Set exercise
Copy each line where the word "结果保留根号" occurs.

Extracted data entries
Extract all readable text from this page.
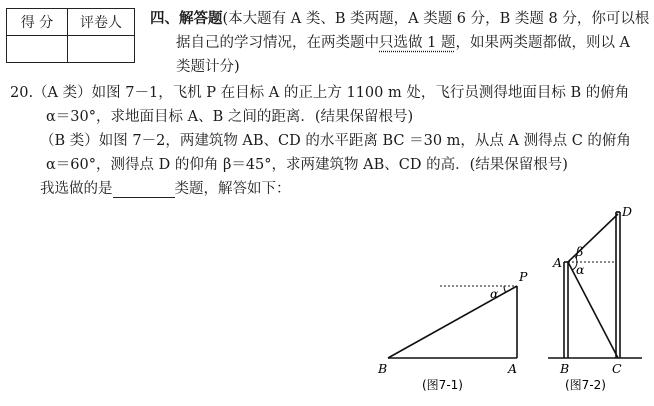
得 分	评卷人
	四、解答题(本大题有 A 类、B 类两题，A 类题 6 分，B 类题 8 分，你可以根
据自己的学习情况，在两类题中只选做 1 题，如果两类题都做，则以 A
类题计分)
20.（A 类）如图 7－1，飞机 P 在目标 A 的正上方 1100 m 处，飞行员测得地面目标 B 的俯角
α＝30°，求地面目标 A、B 之间的距离．(结果保留根号)
（B 类）如图 7－2，两建筑物 AB、CD 的水平距离 BC ＝30 m，从点 A 测得点 C 的俯角
α＝60°，测得点 D 的仰角 β＝45°，求两建筑物 AB、CD 的高．(结果保留根号)
我选做的是	类题，解答如下：
P
A
B
α
(图7-1)
D
A
B	C
β
α
(图7-2)
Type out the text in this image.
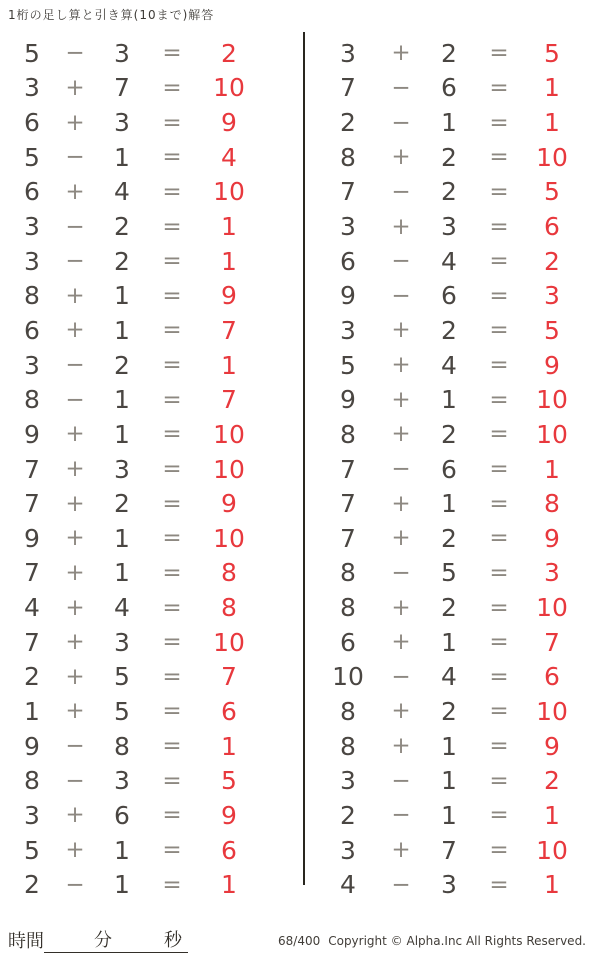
1桁の足し算と引き算(10まで)解答
5	−	3	=	2
3	+	7	=	10
6	+	3	=	9
5	−	1	=	4
6	+	4	=	10
3	−	2	=	1
3	−	2	=	1
8	+	1	=	9
6	+	1	=	7
3	−	2	=	1
8	−	1	=	7
9	+	1	=	10
7	+	3	=	10
7	+	2	=	9
9	+	1	=	10
7	+	1	=	8
4	+	4	=	8
7	+	3	=	10
2	+	5	=	7
1	+	5	=	6
9	−	8	=	1
8	−	3	=	5
3	+	6	=	9
5	+	1	=	6
2	−	1	=	1
3	+	2	=	5
7	−	6	=	1
2	−	1	=	1
8	+	2	=	10
7	−	2	=	5
3	+	3	=	6
6	−	4	=	2
9	−	6	=	3
3	+	2	=	5
5	+	4	=	9
9	+	1	=	10
8	+	2	=	10
7	−	6	=	1
7	+	1	=	8
7	+	2	=	9
8	−	5	=	3
8	+	2	=	10
6	+	1	=	7
10	−	4	=	6
8	+	2	=	10
8	+	1	=	9
3	−	1	=	2
2	−	1	=	1
3	+	7	=	10
4	−	3	=	1
時間	分	秒	68/400 Copyright © Alpha.Inc All Rights Reserved.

Result of this exercise
α＝30°，求地面目标 A、B 之间的距离．(结果保留根号)
α＝60°，测得点 D 的仰角 β＝45°，求两建筑物 AB、CD 的高．(结果保留根号)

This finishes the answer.